------ SELECTED TEXT

# "Fn"-"Alt" keys



## Wildie (Jul 23, 2008)

Thurman said:


> I'm sure I created this problem myself by breaking my rules, I let my grandson use my laptop to play games on it, in my presence. He's only four. Now--when I want to use the "Fn" and "Alt" to place the "degree", "cent", and other functions, the computer goes to my homepage. Anyone know of a quick fix? Thanks, David


 Different manufacturers keyboards are subtley different! 
If you tell us the make and model of your laptop, some help may be forth coming!


----------



## nap (Dec 4, 2007)

what's an fn key? I have a few f'n keys (when they don't work, they are f'n keys) but no fn key.


----------



## Wildie (Jul 23, 2008)

nap said:


> what's an fn key? I have a few f'n keys (when they don't work, they are f'n keys) but no fn key.


 On my HP Pavillion laptop the 'FN' key is beside the left 'Ctrl' key and works like a shift key and changes the keyboard function keys (F- keys) to work in a different manner!

------------
------ DATA PROVIDED

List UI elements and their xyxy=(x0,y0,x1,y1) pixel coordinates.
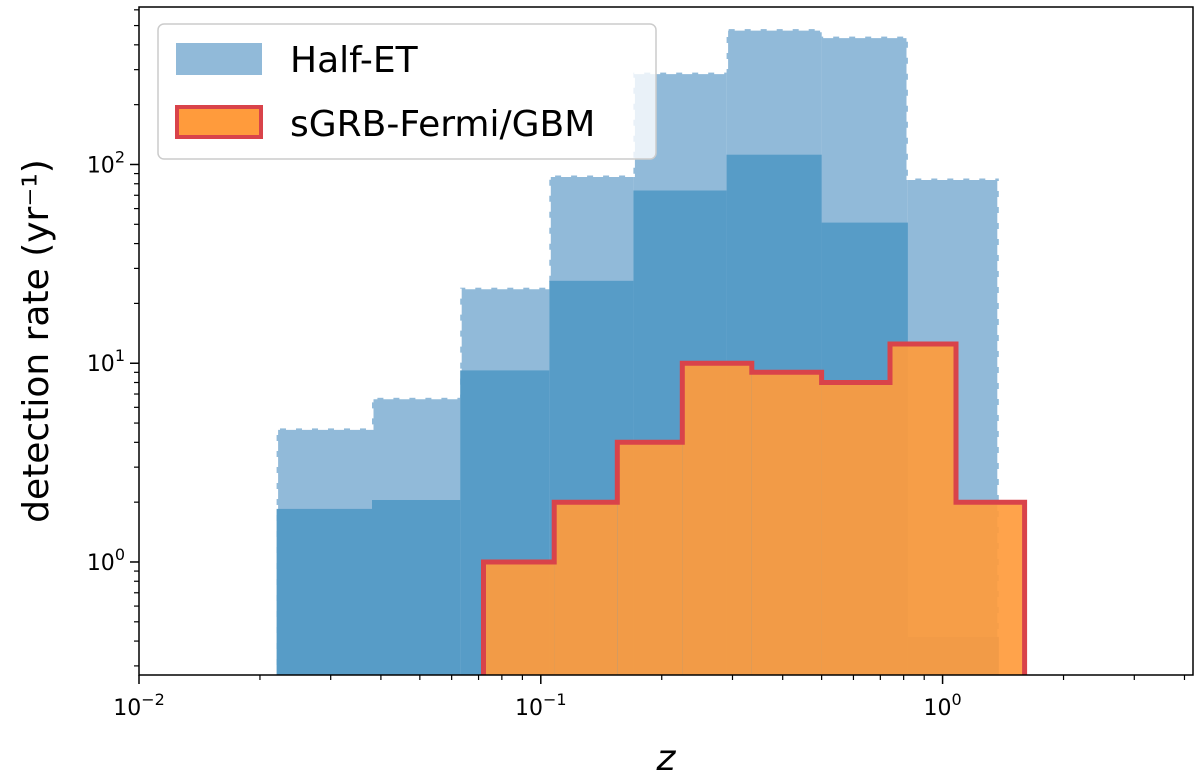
y-tick-label: 100 xyxy=(87,545,125,576)
sgrb-bar xyxy=(751,372,822,675)
plot-area xyxy=(275,27,1028,676)
y-axis-ticks: 100 101 102 xyxy=(87,9,139,667)
legend-label-half-et: Half-ET xyxy=(290,40,419,81)
x-tick-label: 100 xyxy=(923,690,961,721)
legend-label-sgrb: sGRB-Fermi/GBM xyxy=(290,104,595,145)
y-tick-label: 102 xyxy=(87,147,125,178)
sgrb-bar xyxy=(554,502,618,675)
legend-swatch-sgrb xyxy=(175,105,263,139)
sgrb-bar xyxy=(956,502,1025,675)
legend: Half-ET sGRB-Fermi/GBM xyxy=(157,23,657,160)
x-tick-label: 10−2 xyxy=(113,690,165,721)
y-axis-label: detection rate (yr⁻¹) xyxy=(16,159,57,523)
y-tick-label: 101 xyxy=(87,346,125,377)
sgrb-bar xyxy=(682,363,752,675)
x-axis-ticks: 10−2 10−1 100 xyxy=(113,675,1186,721)
half-et-median-bar xyxy=(276,508,372,675)
sgrb-bar xyxy=(821,382,890,675)
sgrb-outline xyxy=(481,341,1028,675)
plot-frame xyxy=(138,6,1194,676)
sgrb-bar xyxy=(890,344,956,675)
sgrb-bar xyxy=(617,442,683,675)
legend-swatch-half-et xyxy=(176,43,262,75)
x-tick-label: 10−1 xyxy=(515,690,567,721)
half-et-median-bar xyxy=(372,500,461,675)
sgrb-bars xyxy=(483,344,1025,675)
sgrb-step-line xyxy=(481,341,1028,675)
sgrb-bar xyxy=(483,562,555,675)
legend-box xyxy=(157,23,657,160)
x-axis-label: z xyxy=(656,738,677,777)
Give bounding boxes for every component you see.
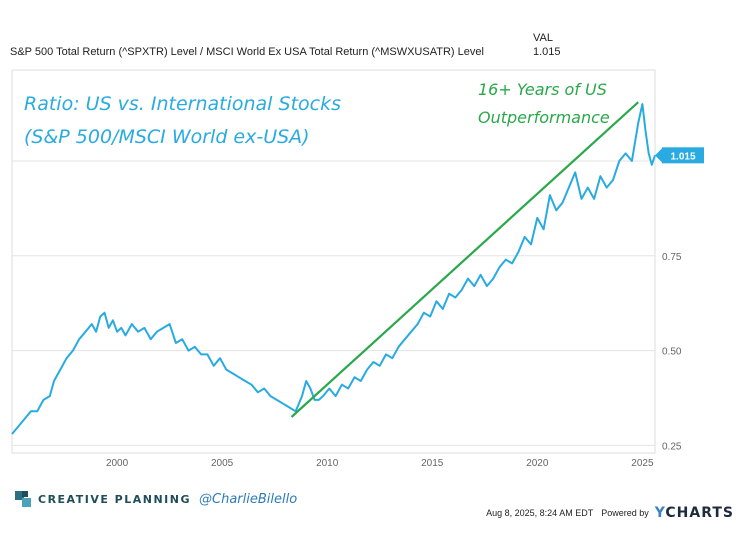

------------

▸ TASKS TO COMPLETE:
[1] In the forum thread on the Fn and Alt keys, why does Wildie ask for the make and model of the laptop? Answer in one to three sentences.
[2] Extend the forum thread on the Fn and Alt keys with the next part, starting after its final sentence.
These items have no connection to the forum thread on the Fn and Alt keys.

▸ ANSWERS TO EACH TASK:
[1] Wildie asks for the make and model because keyboards from different manufacturers are subtly different. With that information, Wildie suggests, some help may be forthcoming.

[2]
----------



## nap (Dec 4, 2007)

Ah, I see. On mine (dell) there is a key with a microsoft window logo on it there.

I would play but when I read this thread I figured I would try a couple keys to see what happened and stuff started disappearing so I figured I had better stop before I blank the screen accidentally.


that is when I realized I had f'n keys.


----------



## Thurman (Feb 9, 2009)

Well, YEH, "Nap" I also have a (one) "Fn" key and a lot of times all of my keys are "F'N" keys. It's a Toshiba Satellite M35X-S111, by the way. I found the solution online eventually. In order to use my "J-K-L-U-I-O-7-8-9-0" as number's keys I have to change their function. Then there is a way to change to an alternate function and get characters such as the "¢-º" and others. Thanks for the info, David


----------



## Bondo (Dec 8, 2007)

Ayuh,... I too have f'n keys, but no fn key.. 'course, I'm on a Pc, not laptop..

I do the °, by holding the Alt key down while typing 0176 on the number board, with Num Lock on...
When I switched keyboards awhile back, the Num Lock wasn't on,+ I didn't notice til I tried to write a °,...
All kinds a Bad things started happenin'... *Boom*,... Restart.... 
Glad I found the problem Quickly,... I was gettin' pretty pizzed at them F'n keys..... :furious:


----------



## user1007 (Sep 23, 2009)

I have a Fn key but have never used it that I know of.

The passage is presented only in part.